Harga Batu Bara Makin Menderita Karena India, Masa Depan Suram

4 weeks ago 20

Jakarta, CNBC Indonesia - Harga batu bara kembali terkoreksi karena melemahnya permintaan dari India dan persetujuan empat tambang batu bara di Australia.

Dilansir dari Refinitiv, harga batu bara pada 11 Februari 2025 tercatat sebesar US$106,7/ton atau turun 1,88% dibandingkan penutupan perdagangan 10 Februari 2025 yang sebesar US$108,75/ton.

Posisi harga batu bara kali ini merupakan yang terendah sejak Mei 2021 atau sekitar 3,5 tahun terakhir.

Melemahnya permintaan dari India menjadi pemicu utama dari pelemahan batu bara. Dikutip dari Reuters,

Impor batubara termal India diperkirakan akan turun untuk tahun selama dua tahun berturut-turut pada 2025. Impor turun karena penurunan ketergantungan pada batubara untuk pembangkit listrik, melambatnya aktivitas ekonomi, dan stok yang mencapai level tertinggi.

Semua enam pedagang batubara India dan internasional yang diwawancarai Reuters di konferensi Coaltrans India di New Delhi memperkirakan pengiriman batu bara akan menurun tahun ini.

**Cuplikan Data:**
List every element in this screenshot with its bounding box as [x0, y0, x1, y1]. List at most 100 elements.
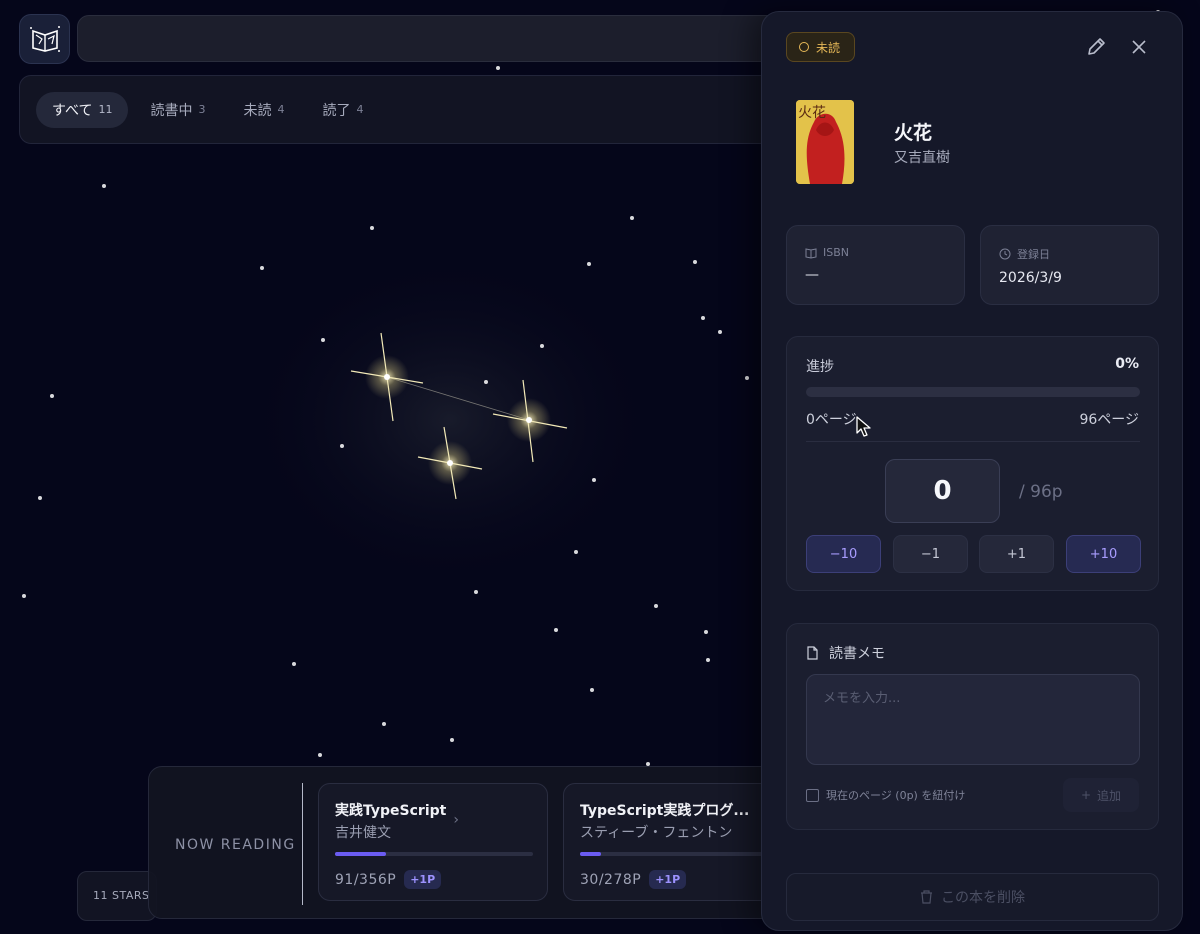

**Latihan:**
**A)** Menurut teks tentang harga batu bara, mengapa impor batu bara termal India diperkirakan turun pada 2025? Jelaskan dalam satu sampai tiga kalimat.
**B)** Lanjutkan teks tentang harga batu bara mulai dari kalimat terakhirnya.
Baris-baris data di atas tidak diperlukan untuk mengerjakan latihan.

**Kunci Jawaban:**
**A)** Impor batu bara termal India diperkirakan turun karena ketergantungan pada batu bara untuk pembangkit listrik berkurang dan aktivitas ekonomi melambat. Selain itu, stok batu bara sudah mencapai level tertinggi.

**B)**
Tiga pedagang memperkirakan impor akan merosot sekitar 10% menjadi sekitar 155 juta ton metrik. Dua lainnya memperkirakan penurunan sebesar 1-2%, sementara seorang pedagang memprediksi penurunan sebesar 7-8%. Tidak ada pedagang yang ingin diidentifikasi karena mereka tidak berwenang untuk berbicara kepada media.

India adalah importir terbesar batu bara di dunia setelah China sehingga perkembangan di negara tersebut sangat menentukan harga.

Prospek suram India datang setelah China juga menyampaikan kekhawatirannya mengenai kelebihan pasokan batubara global

Data dari konsultan Bigmint menunjukkan impor batubara pembangkit listrik India turun sekitar 2% menjadi 173 juta ton metrik pada 2024. Impor jeblok karena melonjaknya produksi oleh penambang batubara terbesar di dunia, Coal India (COAL.NS), yang mendorong stok di pembangkit listrik mencapai rekor tertinggi.

Peningkatan produksi oleh Coal India telah membantu India mengurangi ketergantungannya pada impor sebesar 5,5 poin persentase dalam satu dekade menjadi 20,5% pada 2024, menurut data dari perusahaan perdagangan batubara India, I-Energy.
Penurunan impor juga didorong oleh meningkatnya permintaan akan petcoke oleh industri semen, karena pasar yang sensitif terhadap harga lebih memilih alternatif yang lebih murah, menurut data tersebut.
"Pada 2025, sektor semen diperkirakan akan lebih mengutamakan petcoke dibandingkan batubara termal karena harga yang lebih kompetitif," kata Vasudev Pamnani, direktur I-Energy, dalam presentasinya, menambahkan bahwa peningkatan produksi oleh penambang swasta juga mengakibatkan pengurangan pembelian oleh para pedagang, dikutip dari Reuters.

Selain india, kebijakan Australia juga ikut menekan harga batu bara.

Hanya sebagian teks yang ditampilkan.